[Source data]
------------------------------------------------------------
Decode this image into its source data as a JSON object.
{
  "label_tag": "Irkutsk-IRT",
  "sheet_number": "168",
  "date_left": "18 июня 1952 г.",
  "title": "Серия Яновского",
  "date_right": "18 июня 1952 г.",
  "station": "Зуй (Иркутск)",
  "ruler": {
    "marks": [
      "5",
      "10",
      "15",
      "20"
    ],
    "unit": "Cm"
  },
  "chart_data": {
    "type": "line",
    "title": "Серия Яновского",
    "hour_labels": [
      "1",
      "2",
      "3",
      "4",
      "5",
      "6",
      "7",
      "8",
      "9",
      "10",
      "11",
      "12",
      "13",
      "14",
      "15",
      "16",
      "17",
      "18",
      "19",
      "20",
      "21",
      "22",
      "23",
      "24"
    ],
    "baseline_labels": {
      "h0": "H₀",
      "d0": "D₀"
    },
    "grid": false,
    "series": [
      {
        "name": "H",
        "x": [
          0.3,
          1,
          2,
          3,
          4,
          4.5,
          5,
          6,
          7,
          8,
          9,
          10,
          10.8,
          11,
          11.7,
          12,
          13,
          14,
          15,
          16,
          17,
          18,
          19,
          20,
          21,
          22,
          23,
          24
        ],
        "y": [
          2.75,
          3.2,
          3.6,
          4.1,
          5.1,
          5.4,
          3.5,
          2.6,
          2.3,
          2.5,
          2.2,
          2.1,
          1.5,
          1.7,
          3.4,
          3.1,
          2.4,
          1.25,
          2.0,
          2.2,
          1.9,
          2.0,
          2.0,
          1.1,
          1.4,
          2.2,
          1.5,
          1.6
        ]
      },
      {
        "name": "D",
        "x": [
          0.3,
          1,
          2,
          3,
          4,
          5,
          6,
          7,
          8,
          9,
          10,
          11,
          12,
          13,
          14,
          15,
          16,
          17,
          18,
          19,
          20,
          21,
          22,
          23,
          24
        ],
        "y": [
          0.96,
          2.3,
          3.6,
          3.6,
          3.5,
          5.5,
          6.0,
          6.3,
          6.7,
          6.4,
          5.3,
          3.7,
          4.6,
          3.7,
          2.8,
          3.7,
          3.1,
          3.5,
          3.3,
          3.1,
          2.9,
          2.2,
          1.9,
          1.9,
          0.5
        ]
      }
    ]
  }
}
------------------------------------------------------------
# [Instruction]
In the entries above, identify each line that includes the string "Серия", then copy it.

# [Result of this exercise]
  "title": "Серия Яновского",
    "title": "Серия Яновского",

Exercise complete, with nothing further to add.